*Written request:*
Go through the listing and set it down exactly, leaving out its pictures.

*Provided information:*
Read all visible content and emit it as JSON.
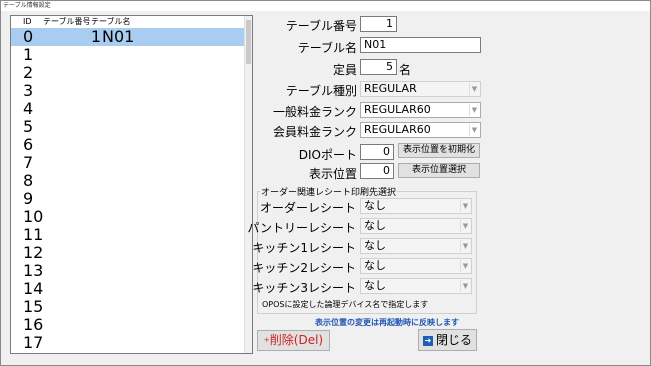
{
  "window": {
    "title": "テーブル情報設定"
  },
  "list": {
    "headers": {
      "id": "ID",
      "number": "テーブル番号",
      "name": "テーブル名"
    },
    "rows": [
      {
        "id": "0",
        "number": "1",
        "name": "N01"
      },
      {
        "id": "1",
        "number": "",
        "name": ""
      },
      {
        "id": "2",
        "number": "",
        "name": ""
      },
      {
        "id": "3",
        "number": "",
        "name": ""
      },
      {
        "id": "4",
        "number": "",
        "name": ""
      },
      {
        "id": "5",
        "number": "",
        "name": ""
      },
      {
        "id": "6",
        "number": "",
        "name": ""
      },
      {
        "id": "7",
        "number": "",
        "name": ""
      },
      {
        "id": "8",
        "number": "",
        "name": ""
      },
      {
        "id": "9",
        "number": "",
        "name": ""
      },
      {
        "id": "10",
        "number": "",
        "name": ""
      },
      {
        "id": "11",
        "number": "",
        "name": ""
      },
      {
        "id": "12",
        "number": "",
        "name": ""
      },
      {
        "id": "13",
        "number": "",
        "name": ""
      },
      {
        "id": "14",
        "number": "",
        "name": ""
      },
      {
        "id": "15",
        "number": "",
        "name": ""
      },
      {
        "id": "16",
        "number": "",
        "name": ""
      },
      {
        "id": "17",
        "number": "",
        "name": ""
      }
    ]
  },
  "form": {
    "table_number": {
      "label": "テーブル番号",
      "value": "1"
    },
    "table_name": {
      "label": "テーブル名",
      "value": "N01"
    },
    "capacity": {
      "label": "定員",
      "value": "5",
      "unit": "名"
    },
    "table_type": {
      "label": "テーブル種別",
      "value": "REGULAR"
    },
    "general_rank": {
      "label": "一般料金ランク",
      "value": "REGULAR60"
    },
    "member_rank": {
      "label": "会員料金ランク",
      "value": "REGULAR60"
    },
    "dio_port": {
      "label": "DIOポート",
      "value": "0",
      "button": "表示位置を初期化"
    },
    "display_position": {
      "label": "表示位置",
      "value": "0",
      "button": "表示位置選択"
    }
  },
  "receipt_group": {
    "title": "オーダー関連レシート印刷先選択",
    "items": [
      {
        "label": "オーダーレシート",
        "value": "なし"
      },
      {
        "label": "パントリーレシート",
        "value": "なし"
      },
      {
        "label": "キッチン1レシート",
        "value": "なし"
      },
      {
        "label": "キッチン2レシート",
        "value": "なし"
      },
      {
        "label": "キッチン3レシート",
        "value": "なし"
      }
    ],
    "note": "OPOSに設定した論理デバイス名で指定します"
  },
  "notice": "表示位置の変更は再起動時に反映します",
  "buttons": {
    "delete": "削除(Del)",
    "close": "閉じる"
  },
  "colors": {
    "selection": "#a8cdf0",
    "notice": "#1f56b4",
    "delete": "#d02020",
    "close_icon": "#1f5fb4"
  }
}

*Answer:*
Read all visible content and emit it as JSON.
{
  "window": {
    "title": "テーブル情報設定"
  },
  "list": {
    "headers": {
      "id": "ID",
      "number": "テーブル番号",
      "name": "テーブル名"
    },
    "rows": [
      {
        "id": "0",
        "number": "1",
        "name": "N01"
      },
      {
        "id": "1",
        "number": "",
        "name": ""
      },
      {
        "id": "2",
        "number": "",
        "name": ""
      },
      {
        "id": "3",
        "number": "",
        "name": ""
      },
      {
        "id": "4",
        "number": "",
        "name": ""
      },
      {
        "id": "5",
        "number": "",
        "name": ""
      },
      {
        "id": "6",
        "number": "",
        "name": ""
      },
      {
        "id": "7",
        "number": "",
        "name": ""
      },
      {
        "id": "8",
        "number": "",
        "name": ""
      },
      {
        "id": "9",
        "number": "",
        "name": ""
      },
      {
        "id": "10",
        "number": "",
        "name": ""
      },
      {
        "id": "11",
        "number": "",
        "name": ""
      },
      {
        "id": "12",
        "number": "",
        "name": ""
      },
      {
        "id": "13",
        "number": "",
        "name": ""
      },
      {
        "id": "14",
        "number": "",
        "name": ""
      },
      {
        "id": "15",
        "number": "",
        "name": ""
      },
      {
        "id": "16",
        "number": "",
        "name": ""
      },
      {
        "id": "17",
        "number": "",
        "name": ""
      }
    ]
  },
  "form": {
    "table_number": {
      "label": "テーブル番号",
      "value": "1"
    },
    "table_name": {
      "label": "テーブル名",
      "value": "N01"
    },
    "capacity": {
      "label": "定員",
      "value": "5",
      "unit": "名"
    },
    "table_type": {
      "label": "テーブル種別",
      "value": "REGULAR"
    },
    "general_rank": {
      "label": "一般料金ランク",
      "value": "REGULAR60"
    },
    "member_rank": {
      "label": "会員料金ランク",
      "value": "REGULAR60"
    },
    "dio_port": {
      "label": "DIOポート",
      "value": "0",
      "button": "表示位置を初期化"
    },
    "display_position": {
      "label": "表示位置",
      "value": "0",
      "button": "表示位置選択"
    }
  },
  "receipt_group": {
    "title": "オーダー関連レシート印刷先選択",
    "items": [
      {
        "label": "オーダーレシート",
        "value": "なし"
      },
      {
        "label": "パントリーレシート",
        "value": "なし"
      },
      {
        "label": "キッチン1レシート",
        "value": "なし"
      },
      {
        "label": "キッチン2レシート",
        "value": "なし"
      },
      {
        "label": "キッチン3レシート",
        "value": "なし"
      }
    ],
    "note": "OPOSに設定した論理デバイス名で指定します"
  },
  "notice": "表示位置の変更は再起動時に反映します",
  "buttons": {
    "delete": "削除(Del)",
    "close": "閉じる"
  },
  "colors": {
    "selection": "#a8cdf0",
    "notice": "#1f56b4",
    "delete": "#d02020",
    "close_icon": "#1f5fb4"
  }
}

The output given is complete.